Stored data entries
########################################

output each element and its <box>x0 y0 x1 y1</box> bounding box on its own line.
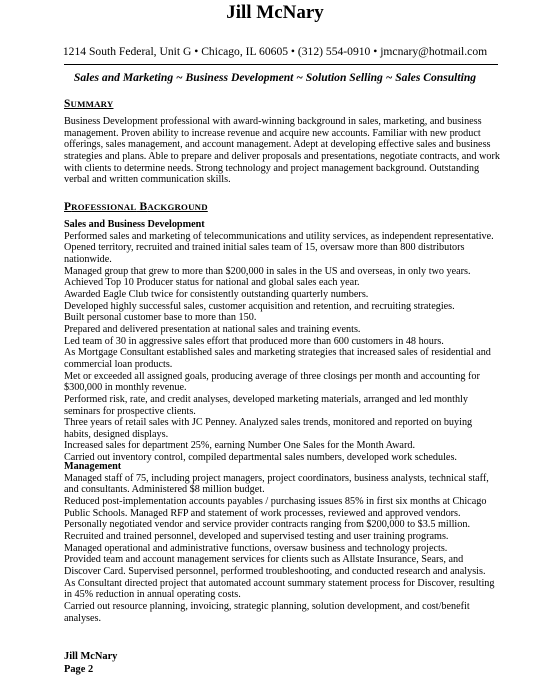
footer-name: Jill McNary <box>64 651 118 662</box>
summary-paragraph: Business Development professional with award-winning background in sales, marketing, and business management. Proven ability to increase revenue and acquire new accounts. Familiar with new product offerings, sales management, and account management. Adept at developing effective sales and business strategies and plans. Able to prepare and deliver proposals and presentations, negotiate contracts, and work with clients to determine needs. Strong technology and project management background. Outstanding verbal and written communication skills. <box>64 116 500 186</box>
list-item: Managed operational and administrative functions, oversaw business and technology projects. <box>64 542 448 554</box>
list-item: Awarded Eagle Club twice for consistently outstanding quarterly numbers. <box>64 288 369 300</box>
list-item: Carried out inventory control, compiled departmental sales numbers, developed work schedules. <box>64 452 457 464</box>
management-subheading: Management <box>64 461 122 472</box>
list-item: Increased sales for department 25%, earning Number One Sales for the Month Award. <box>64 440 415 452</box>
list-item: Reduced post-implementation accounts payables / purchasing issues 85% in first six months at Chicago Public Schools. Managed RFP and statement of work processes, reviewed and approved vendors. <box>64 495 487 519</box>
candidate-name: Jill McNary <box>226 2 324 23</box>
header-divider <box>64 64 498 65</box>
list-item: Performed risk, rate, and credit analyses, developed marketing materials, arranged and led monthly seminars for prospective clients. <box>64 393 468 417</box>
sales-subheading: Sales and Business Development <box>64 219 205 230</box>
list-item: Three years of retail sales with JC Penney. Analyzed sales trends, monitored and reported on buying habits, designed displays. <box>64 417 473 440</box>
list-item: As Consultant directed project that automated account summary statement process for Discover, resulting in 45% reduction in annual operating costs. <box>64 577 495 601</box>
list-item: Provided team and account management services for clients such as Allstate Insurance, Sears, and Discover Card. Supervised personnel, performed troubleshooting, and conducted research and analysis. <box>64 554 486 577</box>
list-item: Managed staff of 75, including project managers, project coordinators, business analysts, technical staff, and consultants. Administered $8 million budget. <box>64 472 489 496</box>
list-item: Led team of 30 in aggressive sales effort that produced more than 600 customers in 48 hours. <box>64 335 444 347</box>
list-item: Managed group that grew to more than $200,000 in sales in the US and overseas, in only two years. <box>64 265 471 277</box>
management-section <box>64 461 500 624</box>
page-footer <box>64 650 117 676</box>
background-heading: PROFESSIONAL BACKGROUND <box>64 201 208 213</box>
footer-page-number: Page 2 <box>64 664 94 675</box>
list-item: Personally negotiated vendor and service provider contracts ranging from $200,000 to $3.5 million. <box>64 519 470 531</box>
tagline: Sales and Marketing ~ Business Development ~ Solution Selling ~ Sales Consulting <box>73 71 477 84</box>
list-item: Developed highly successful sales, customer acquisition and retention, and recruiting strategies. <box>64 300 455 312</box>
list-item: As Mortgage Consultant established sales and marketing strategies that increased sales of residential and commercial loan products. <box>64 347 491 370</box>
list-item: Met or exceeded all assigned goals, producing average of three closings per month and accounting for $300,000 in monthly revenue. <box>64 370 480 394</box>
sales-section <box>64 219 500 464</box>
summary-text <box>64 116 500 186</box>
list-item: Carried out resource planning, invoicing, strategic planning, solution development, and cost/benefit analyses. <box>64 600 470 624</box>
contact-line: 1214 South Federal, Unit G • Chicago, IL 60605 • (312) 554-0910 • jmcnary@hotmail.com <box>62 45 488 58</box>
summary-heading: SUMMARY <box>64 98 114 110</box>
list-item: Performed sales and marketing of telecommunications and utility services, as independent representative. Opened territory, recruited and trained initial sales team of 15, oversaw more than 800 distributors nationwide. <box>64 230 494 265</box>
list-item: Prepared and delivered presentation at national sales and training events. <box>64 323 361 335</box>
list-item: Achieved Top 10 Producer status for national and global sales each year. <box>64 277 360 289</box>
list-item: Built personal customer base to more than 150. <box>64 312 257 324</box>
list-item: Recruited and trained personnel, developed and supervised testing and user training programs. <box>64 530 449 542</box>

########################################

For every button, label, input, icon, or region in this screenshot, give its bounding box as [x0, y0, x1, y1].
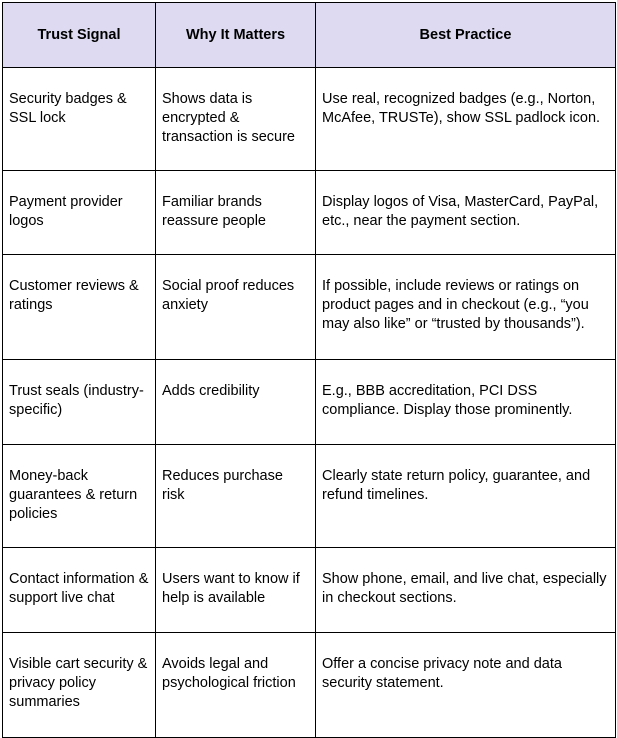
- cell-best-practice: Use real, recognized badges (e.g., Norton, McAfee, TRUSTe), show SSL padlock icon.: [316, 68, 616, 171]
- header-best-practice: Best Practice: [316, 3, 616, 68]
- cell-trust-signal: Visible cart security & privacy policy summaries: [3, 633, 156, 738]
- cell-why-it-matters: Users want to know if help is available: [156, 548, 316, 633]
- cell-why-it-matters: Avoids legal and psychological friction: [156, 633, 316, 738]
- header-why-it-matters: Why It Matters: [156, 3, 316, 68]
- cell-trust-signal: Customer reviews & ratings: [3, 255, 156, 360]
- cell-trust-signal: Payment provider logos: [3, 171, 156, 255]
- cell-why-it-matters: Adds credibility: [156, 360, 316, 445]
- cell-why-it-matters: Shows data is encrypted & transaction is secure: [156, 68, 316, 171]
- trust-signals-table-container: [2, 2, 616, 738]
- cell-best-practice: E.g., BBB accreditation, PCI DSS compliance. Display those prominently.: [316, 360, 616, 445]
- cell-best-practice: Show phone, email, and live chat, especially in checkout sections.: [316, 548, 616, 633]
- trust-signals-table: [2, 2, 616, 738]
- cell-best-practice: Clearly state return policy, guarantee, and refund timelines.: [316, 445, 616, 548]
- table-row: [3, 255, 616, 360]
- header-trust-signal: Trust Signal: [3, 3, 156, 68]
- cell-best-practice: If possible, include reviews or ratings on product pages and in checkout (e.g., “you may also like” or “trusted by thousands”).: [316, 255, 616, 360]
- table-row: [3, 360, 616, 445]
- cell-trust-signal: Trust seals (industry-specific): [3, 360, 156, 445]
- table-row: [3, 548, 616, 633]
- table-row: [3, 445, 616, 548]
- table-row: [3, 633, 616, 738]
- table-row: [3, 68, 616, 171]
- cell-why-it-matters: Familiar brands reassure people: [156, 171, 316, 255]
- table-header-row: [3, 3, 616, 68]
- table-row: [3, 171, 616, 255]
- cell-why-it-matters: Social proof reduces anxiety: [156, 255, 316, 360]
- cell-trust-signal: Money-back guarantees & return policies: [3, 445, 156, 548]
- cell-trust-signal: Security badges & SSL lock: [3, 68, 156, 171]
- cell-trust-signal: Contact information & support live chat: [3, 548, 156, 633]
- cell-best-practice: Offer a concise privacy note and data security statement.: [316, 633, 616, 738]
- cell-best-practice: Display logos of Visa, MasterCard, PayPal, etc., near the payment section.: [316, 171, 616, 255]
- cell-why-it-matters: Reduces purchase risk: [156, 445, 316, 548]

########################################

- Given instruction: Please edit the material between the lines holding "footer-name: Jill McNary" and "sales-subheading: Sales and", inclusive, swapping "Awarded" for "Honored" and leaving everything else as it is.

- Answer to this exercise:
footer-name: Jill McNary <box>64 651 118 662</box>
summary-paragraph: Business Development professional with award-winning background in sales, marketing, and business management. Proven ability to increase revenue and acquire new accounts. Familiar with new product offerings, sales management, and account management. Adept at developing effective sales and business strategies and plans. Able to prepare and deliver proposals and presentations, negotiate contracts, and work with clients to determine needs. Strong technology and project management background. Outstanding verbal and written communication skills. <box>64 116 500 186</box>
list-item: Managed operational and administrative functions, oversaw business and technology projects. <box>64 542 448 554</box>
list-item: Honored Eagle Club twice for consistently outstanding quarterly numbers. <box>64 288 369 300</box>
list-item: Carried out inventory control, compiled departmental sales numbers, developed work schedules. <box>64 452 457 464</box>
management-subheading: Management <box>64 461 122 472</box>
list-item: Increased sales for department 25%, earning Number One Sales for the Month Award. <box>64 440 415 452</box>
list-item: Reduced post-implementation accounts payables / purchasing issues 85% in first six months at Chicago Public Schools. Managed RFP and statement of work processes, reviewed and approved vendors. <box>64 495 487 519</box>
candidate-name: Jill McNary <box>226 2 324 23</box>
header-divider <box>64 64 498 65</box>
list-item: Performed risk, rate, and credit analyses, developed marketing materials, arranged and led monthly seminars for prospective clients. <box>64 393 468 417</box>
sales-subheading: Sales and Business Development <box>64 219 205 230</box>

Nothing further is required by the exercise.